→ **RECORD SET**:

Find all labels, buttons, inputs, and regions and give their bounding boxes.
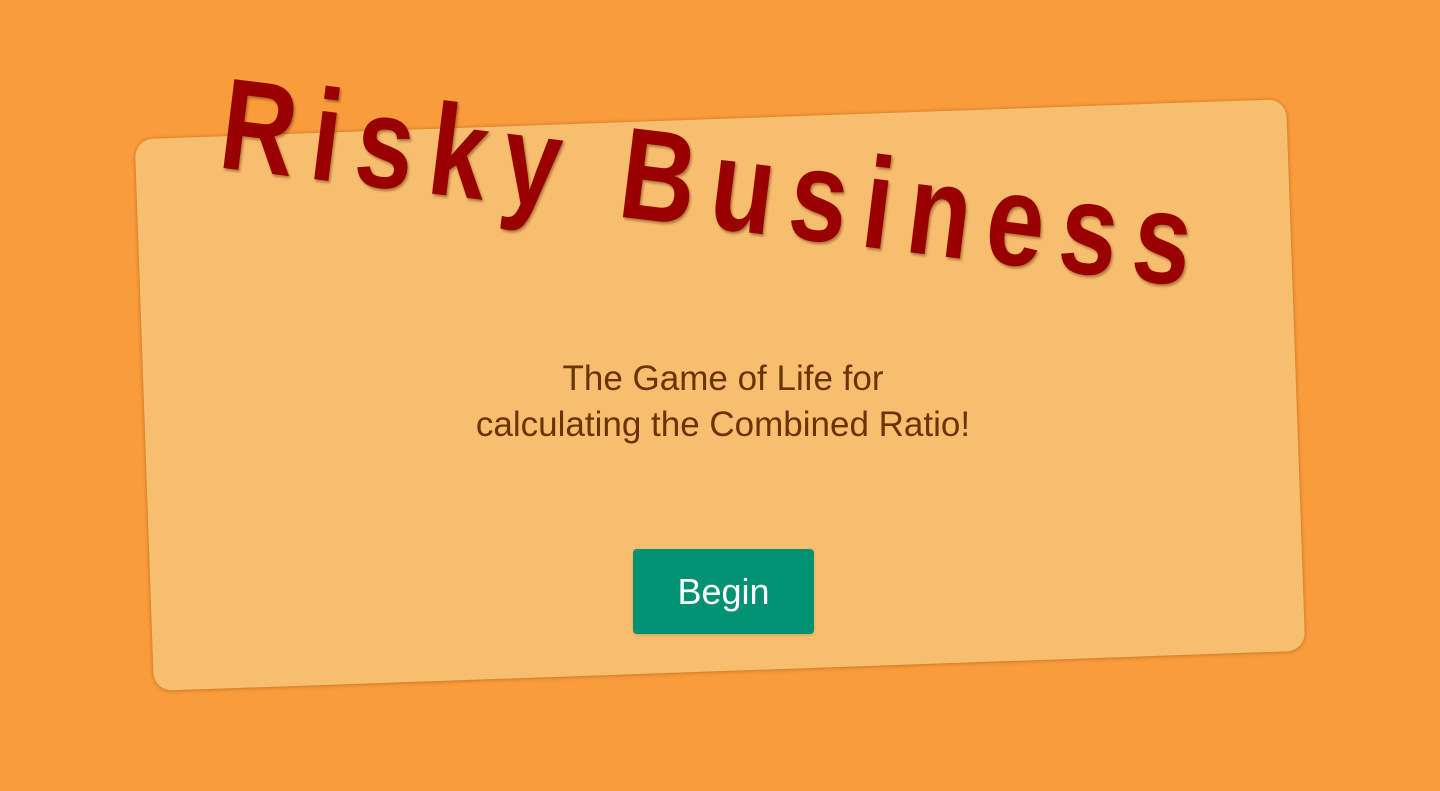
game-subtitle: The Game of Life for calculating the Com…	[360, 356, 1086, 448]
subtitle-line-2: calculating the Combined Ratio!	[475, 405, 971, 444]
subtitle-line-1: The Game of Life for	[562, 359, 884, 398]
begin-button[interactable]: Begin	[633, 549, 814, 634]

→ **WHAT YOU ARE ASKED TO DO**:
Put the data above into a JSON list of strings, one string per line, with blank lines left out. Don't include the picture.

→ **RESPONSE**:
[
  "Find all labels, buttons, inputs, and regions and give their bounding boxes.",
  "game-subtitle: The Game of Life for calculating the Com…\t[360, 356, 1086, 448]",
  "subtitle-line-2: calculating the Combined Ratio!\t[475, 405, 971, 444]",
  "subtitle-line-1: The Game of Life for\t[562, 359, 884, 398]",
  "begin-button[interactable]: Begin\t[633, 549, 814, 634]"
]